> What you are asked to do:
All lines below must be repeated exactly, with the pictures omitted.

> Entries shown:
* start *

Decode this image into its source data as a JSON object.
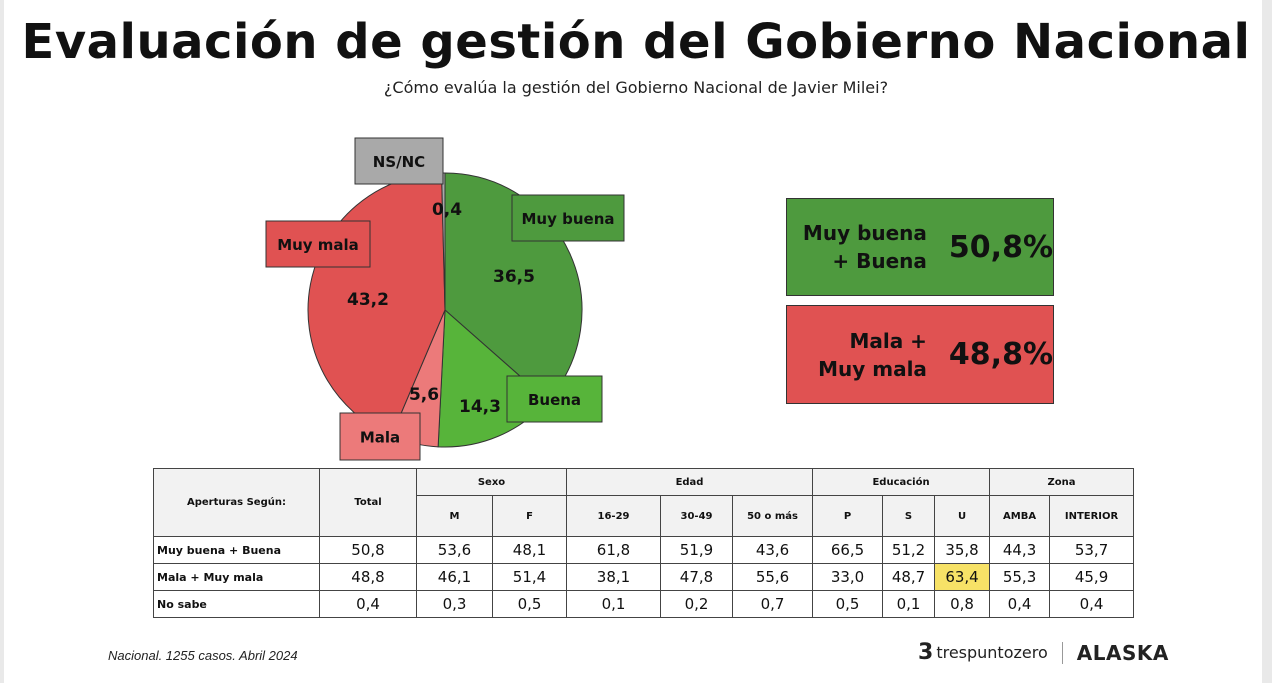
{
  "title": "Evaluación de gestión del Gobierno Nacional",
  "subtitle": "¿Cómo evalúa la gestión del Gobierno Nacional de Javier Milei?",
  "colors": {
    "muy_buena": "#4e9a3e",
    "buena": "#57b43a",
    "mala": "#ec7a7a",
    "muy_mala": "#e05252",
    "nsnc": "#a9a9a9"
  },
  "chart_data": {
    "type": "pie",
    "title": "¿Cómo evalúa la gestión del Gobierno Nacional de Javier Milei?",
    "slices": [
      {
        "label": "Muy buena",
        "value": 36.5,
        "value_label": "36,5",
        "color": "#4e9a3e"
      },
      {
        "label": "Buena",
        "value": 14.3,
        "value_label": "14,3",
        "color": "#57b43a"
      },
      {
        "label": "Mala",
        "value": 5.6,
        "value_label": "5,6",
        "color": "#ec7a7a"
      },
      {
        "label": "Muy mala",
        "value": 43.2,
        "value_label": "43,2",
        "color": "#e05252"
      },
      {
        "label": "NS/NC",
        "value": 0.4,
        "value_label": "0,4",
        "color": "#a9a9a9"
      }
    ]
  },
  "summary": {
    "positive": {
      "label_line1": "Muy buena",
      "label_line2": "+ Buena",
      "value": "50,8%"
    },
    "negative": {
      "label_line1": "Mala +",
      "label_line2": "Muy mala",
      "value": "48,8%"
    }
  },
  "table": {
    "corner": "Aperturas Según:",
    "total_header": "Total",
    "groups": [
      {
        "label": "Sexo",
        "cols": [
          "M",
          "F"
        ]
      },
      {
        "label": "Edad",
        "cols": [
          "16-29",
          "30-49",
          "50 o más"
        ]
      },
      {
        "label": "Educación",
        "cols": [
          "P",
          "S",
          "U"
        ]
      },
      {
        "label": "Zona",
        "cols": [
          "AMBA",
          "INTERIOR"
        ]
      }
    ],
    "rows": [
      {
        "label": "Muy buena + Buena",
        "values": [
          "50,8",
          "53,6",
          "48,1",
          "61,8",
          "51,9",
          "43,6",
          "66,5",
          "51,2",
          "35,8",
          "44,3",
          "53,7"
        ]
      },
      {
        "label": "Mala + Muy mala",
        "values": [
          "48,8",
          "46,1",
          "51,4",
          "38,1",
          "47,8",
          "55,6",
          "33,0",
          "48,7",
          "63,4",
          "55,3",
          "45,9"
        ]
      },
      {
        "label": "No sabe",
        "values": [
          "0,4",
          "0,3",
          "0,5",
          "0,1",
          "0,2",
          "0,7",
          "0,5",
          "0,1",
          "0,8",
          "0,4",
          "0,4"
        ]
      }
    ]
  },
  "footer": {
    "note": "Nacional. 1255 casos. Abril 2024",
    "brand1_mark": "3",
    "brand1_name": "trespuntozero",
    "brand2": "ALASKA"
  }
}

* end *

> Response to the task:
Decode this image into its source data as a JSON object.
{
  "title": "Evaluación de gestión del Gobierno Nacional",
  "subtitle": "¿Cómo evalúa la gestión del Gobierno Nacional de Javier Milei?",
  "colors": {
    "muy_buena": "#4e9a3e",
    "buena": "#57b43a",
    "mala": "#ec7a7a",
    "muy_mala": "#e05252",
    "nsnc": "#a9a9a9"
  },
  "chart_data": {
    "type": "pie",
    "title": "¿Cómo evalúa la gestión del Gobierno Nacional de Javier Milei?",
    "slices": [
      {
        "label": "Muy buena",
        "value": 36.5,
        "value_label": "36,5",
        "color": "#4e9a3e"
      },
      {
        "label": "Buena",
        "value": 14.3,
        "value_label": "14,3",
        "color": "#57b43a"
      },
      {
        "label": "Mala",
        "value": 5.6,
        "value_label": "5,6",
        "color": "#ec7a7a"
      },
      {
        "label": "Muy mala",
        "value": 43.2,
        "value_label": "43,2",
        "color": "#e05252"
      },
      {
        "label": "NS/NC",
        "value": 0.4,
        "value_label": "0,4",
        "color": "#a9a9a9"
      }
    ]
  },
  "summary": {
    "positive": {
      "label_line1": "Muy buena",
      "label_line2": "+ Buena",
      "value": "50,8%"
    },
    "negative": {
      "label_line1": "Mala +",
      "label_line2": "Muy mala",
      "value": "48,8%"
    }
  },
  "table": {
    "corner": "Aperturas Según:",
    "total_header": "Total",
    "groups": [
      {
        "label": "Sexo",
        "cols": [
          "M",
          "F"
        ]
      },
      {
        "label": "Edad",
        "cols": [
          "16-29",
          "30-49",
          "50 o más"
        ]
      },
      {
        "label": "Educación",
        "cols": [
          "P",
          "S",
          "U"
        ]
      },
      {
        "label": "Zona",
        "cols": [
          "AMBA",
          "INTERIOR"
        ]
      }
    ],
    "rows": [
      {
        "label": "Muy buena + Buena",
        "values": [
          "50,8",
          "53,6",
          "48,1",
          "61,8",
          "51,9",
          "43,6",
          "66,5",
          "51,2",
          "35,8",
          "44,3",
          "53,7"
        ]
      },
      {
        "label": "Mala + Muy mala",
        "values": [
          "48,8",
          "46,1",
          "51,4",
          "38,1",
          "47,8",
          "55,6",
          "33,0",
          "48,7",
          "63,4",
          "55,3",
          "45,9"
        ]
      },
      {
        "label": "No sabe",
        "values": [
          "0,4",
          "0,3",
          "0,5",
          "0,1",
          "0,2",
          "0,7",
          "0,5",
          "0,1",
          "0,8",
          "0,4",
          "0,4"
        ]
      }
    ]
  },
  "footer": {
    "note": "Nacional. 1255 casos. Abril 2024",
    "brand1_mark": "3",
    "brand1_name": "trespuntozero",
    "brand2": "ALASKA"
  }
}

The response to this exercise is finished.